Using the records below, count the lines with "xinyuwenchuang" in them. Give the number only.
□ □ □
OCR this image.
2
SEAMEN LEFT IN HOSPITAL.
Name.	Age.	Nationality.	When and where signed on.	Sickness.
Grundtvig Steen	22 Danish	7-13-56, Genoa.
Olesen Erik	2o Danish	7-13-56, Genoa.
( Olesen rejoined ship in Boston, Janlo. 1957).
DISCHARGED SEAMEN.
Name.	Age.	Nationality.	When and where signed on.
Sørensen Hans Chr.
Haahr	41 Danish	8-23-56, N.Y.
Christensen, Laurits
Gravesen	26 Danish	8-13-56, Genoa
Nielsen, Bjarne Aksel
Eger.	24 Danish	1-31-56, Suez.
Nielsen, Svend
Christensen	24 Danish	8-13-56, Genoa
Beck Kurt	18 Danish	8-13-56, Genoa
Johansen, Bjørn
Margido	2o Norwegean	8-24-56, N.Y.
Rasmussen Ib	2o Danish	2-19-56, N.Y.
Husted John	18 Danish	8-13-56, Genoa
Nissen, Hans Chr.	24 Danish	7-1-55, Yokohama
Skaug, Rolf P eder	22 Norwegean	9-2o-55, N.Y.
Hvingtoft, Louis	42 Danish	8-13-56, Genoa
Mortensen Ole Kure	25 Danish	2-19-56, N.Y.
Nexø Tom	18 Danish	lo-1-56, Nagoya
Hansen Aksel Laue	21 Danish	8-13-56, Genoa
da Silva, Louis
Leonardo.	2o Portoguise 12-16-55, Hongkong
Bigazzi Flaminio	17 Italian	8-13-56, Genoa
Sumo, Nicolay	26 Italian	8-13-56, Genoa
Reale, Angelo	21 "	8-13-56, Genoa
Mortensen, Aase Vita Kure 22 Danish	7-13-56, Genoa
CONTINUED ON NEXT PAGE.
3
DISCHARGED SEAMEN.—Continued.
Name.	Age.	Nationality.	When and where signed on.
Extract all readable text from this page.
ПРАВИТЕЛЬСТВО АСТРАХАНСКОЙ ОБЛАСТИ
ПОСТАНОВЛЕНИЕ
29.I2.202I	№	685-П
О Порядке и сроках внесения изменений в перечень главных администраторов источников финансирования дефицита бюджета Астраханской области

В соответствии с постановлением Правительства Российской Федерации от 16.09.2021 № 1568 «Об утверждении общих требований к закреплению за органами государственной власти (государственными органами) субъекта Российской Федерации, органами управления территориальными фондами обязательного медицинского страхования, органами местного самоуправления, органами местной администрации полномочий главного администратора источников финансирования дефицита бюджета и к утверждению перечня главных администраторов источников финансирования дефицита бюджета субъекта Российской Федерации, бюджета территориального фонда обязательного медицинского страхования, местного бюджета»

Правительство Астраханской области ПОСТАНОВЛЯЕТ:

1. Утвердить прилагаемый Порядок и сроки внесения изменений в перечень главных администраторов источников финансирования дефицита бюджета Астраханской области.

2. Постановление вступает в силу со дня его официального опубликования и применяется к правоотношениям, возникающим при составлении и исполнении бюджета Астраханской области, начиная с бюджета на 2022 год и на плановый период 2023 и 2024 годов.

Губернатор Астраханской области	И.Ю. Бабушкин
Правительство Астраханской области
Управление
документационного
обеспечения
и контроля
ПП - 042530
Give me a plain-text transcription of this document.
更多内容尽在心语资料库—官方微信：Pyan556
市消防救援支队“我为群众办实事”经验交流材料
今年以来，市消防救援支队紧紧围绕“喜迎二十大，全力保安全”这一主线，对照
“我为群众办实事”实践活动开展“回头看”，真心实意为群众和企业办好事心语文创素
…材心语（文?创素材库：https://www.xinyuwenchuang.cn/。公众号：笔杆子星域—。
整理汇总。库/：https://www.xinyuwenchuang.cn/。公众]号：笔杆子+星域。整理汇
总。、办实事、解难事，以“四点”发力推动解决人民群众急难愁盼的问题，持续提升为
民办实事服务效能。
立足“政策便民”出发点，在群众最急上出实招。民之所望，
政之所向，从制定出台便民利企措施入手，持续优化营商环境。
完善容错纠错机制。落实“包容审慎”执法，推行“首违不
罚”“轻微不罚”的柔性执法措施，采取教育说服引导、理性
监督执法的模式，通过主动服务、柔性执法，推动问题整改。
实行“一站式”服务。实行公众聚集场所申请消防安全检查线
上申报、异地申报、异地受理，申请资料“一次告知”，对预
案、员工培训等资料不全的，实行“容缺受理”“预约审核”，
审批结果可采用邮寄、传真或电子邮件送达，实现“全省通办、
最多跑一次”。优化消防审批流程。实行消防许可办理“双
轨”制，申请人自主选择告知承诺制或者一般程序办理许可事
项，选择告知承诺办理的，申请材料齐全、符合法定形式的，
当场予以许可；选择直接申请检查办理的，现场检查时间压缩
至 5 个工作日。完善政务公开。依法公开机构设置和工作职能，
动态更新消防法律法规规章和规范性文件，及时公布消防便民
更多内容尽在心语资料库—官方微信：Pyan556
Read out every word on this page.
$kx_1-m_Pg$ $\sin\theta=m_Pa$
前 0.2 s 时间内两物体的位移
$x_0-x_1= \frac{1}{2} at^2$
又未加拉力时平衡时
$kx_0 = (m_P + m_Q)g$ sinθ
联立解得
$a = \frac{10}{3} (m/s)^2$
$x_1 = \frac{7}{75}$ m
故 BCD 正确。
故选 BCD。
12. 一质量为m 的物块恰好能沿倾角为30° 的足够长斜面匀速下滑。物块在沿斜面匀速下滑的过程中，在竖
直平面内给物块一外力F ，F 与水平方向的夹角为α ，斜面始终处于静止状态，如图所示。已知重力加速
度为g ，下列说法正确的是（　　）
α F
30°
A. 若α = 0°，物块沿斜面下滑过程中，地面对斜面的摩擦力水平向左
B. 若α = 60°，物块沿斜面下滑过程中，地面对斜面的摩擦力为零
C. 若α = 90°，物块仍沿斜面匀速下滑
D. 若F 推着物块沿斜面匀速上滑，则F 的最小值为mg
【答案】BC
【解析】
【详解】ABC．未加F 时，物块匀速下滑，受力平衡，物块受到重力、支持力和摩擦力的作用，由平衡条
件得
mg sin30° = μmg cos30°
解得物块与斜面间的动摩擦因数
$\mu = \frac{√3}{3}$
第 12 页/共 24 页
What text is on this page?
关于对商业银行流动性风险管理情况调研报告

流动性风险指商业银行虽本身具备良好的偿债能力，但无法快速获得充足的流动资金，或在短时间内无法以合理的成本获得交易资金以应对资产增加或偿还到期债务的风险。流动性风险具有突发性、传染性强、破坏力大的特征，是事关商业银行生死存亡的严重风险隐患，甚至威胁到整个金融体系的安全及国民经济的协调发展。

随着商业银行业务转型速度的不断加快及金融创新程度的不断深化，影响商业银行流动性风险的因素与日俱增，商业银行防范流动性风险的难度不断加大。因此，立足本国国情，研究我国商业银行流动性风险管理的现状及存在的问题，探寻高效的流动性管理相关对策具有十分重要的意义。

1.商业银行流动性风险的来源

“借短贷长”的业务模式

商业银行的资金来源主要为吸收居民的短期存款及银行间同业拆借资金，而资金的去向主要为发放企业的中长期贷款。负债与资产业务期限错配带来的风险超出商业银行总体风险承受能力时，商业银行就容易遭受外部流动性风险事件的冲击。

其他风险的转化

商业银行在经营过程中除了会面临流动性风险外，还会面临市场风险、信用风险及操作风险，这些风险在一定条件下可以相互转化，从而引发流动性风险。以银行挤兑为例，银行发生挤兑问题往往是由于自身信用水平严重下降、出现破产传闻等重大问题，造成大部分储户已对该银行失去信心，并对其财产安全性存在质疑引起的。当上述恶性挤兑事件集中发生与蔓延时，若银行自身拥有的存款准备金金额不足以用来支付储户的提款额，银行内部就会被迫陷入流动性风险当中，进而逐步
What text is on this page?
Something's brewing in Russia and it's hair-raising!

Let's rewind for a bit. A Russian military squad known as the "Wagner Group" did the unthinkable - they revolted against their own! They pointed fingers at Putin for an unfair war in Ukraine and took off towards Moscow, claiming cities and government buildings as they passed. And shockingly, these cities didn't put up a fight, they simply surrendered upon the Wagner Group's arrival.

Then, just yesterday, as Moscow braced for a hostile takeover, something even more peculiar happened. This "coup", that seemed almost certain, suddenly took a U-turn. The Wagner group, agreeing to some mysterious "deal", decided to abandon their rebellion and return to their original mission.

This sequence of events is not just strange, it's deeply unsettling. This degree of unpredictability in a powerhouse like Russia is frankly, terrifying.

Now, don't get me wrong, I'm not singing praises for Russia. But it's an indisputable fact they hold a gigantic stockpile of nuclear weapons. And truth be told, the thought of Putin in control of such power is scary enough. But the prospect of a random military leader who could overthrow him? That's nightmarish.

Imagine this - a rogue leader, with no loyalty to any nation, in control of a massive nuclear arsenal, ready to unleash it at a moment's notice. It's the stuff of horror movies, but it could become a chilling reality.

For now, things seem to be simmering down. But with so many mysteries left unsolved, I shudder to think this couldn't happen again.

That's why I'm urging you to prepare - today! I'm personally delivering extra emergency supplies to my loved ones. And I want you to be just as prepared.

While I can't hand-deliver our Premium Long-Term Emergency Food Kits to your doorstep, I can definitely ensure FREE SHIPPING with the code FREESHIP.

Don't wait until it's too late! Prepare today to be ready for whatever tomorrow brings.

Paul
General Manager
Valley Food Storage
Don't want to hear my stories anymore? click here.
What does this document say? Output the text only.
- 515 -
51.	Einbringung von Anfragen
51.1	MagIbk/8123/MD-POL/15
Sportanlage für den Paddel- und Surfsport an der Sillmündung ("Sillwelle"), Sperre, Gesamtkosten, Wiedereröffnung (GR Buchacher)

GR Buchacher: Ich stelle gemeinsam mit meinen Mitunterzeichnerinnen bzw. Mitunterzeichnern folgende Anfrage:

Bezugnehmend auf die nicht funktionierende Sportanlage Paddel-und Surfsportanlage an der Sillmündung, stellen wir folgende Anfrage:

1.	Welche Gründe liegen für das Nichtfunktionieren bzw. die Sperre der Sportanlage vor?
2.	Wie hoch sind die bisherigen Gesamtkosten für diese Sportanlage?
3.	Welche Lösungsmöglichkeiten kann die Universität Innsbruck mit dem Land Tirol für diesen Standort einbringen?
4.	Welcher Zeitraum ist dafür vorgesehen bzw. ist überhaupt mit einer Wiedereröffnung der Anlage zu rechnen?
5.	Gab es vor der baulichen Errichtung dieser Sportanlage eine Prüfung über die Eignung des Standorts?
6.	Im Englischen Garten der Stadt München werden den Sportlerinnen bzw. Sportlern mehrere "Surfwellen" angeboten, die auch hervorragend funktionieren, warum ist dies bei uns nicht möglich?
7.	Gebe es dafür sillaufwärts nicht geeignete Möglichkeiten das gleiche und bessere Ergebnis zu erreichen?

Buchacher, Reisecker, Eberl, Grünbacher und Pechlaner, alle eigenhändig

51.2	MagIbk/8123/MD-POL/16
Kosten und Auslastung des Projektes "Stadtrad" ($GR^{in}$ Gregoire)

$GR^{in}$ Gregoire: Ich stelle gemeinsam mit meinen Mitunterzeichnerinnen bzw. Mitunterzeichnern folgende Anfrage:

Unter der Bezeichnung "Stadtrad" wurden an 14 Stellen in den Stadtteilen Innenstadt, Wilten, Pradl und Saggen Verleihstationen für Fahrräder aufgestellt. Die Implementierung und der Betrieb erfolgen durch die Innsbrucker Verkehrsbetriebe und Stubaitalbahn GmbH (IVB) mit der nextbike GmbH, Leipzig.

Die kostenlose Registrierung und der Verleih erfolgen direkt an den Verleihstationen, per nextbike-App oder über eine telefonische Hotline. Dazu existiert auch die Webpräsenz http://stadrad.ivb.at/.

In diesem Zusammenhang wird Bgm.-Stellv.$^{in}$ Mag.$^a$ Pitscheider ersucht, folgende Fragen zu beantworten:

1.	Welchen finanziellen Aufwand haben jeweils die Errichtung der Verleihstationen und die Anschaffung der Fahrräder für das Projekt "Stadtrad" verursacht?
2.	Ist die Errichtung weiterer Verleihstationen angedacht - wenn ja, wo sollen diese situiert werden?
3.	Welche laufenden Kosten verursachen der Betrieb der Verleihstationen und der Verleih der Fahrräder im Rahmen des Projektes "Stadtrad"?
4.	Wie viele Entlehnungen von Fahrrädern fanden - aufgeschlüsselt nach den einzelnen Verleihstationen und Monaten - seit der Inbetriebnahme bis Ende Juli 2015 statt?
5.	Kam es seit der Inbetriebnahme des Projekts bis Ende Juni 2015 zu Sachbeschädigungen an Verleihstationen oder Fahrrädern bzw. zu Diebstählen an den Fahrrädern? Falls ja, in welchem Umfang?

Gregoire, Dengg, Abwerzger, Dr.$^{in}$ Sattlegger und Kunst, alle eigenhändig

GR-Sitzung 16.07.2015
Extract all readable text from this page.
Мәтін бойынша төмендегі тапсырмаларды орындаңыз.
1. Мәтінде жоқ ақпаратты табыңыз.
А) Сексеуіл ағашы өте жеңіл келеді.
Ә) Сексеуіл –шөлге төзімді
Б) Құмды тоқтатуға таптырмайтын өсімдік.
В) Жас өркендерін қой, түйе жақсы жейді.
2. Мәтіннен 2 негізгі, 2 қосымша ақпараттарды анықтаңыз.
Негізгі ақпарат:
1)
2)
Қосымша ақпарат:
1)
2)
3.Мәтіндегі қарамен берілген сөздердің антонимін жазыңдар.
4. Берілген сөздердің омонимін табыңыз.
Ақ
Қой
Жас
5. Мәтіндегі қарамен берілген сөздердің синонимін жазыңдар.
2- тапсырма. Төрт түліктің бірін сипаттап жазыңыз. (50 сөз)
□ □ □
**FINISHED ANSWER**
2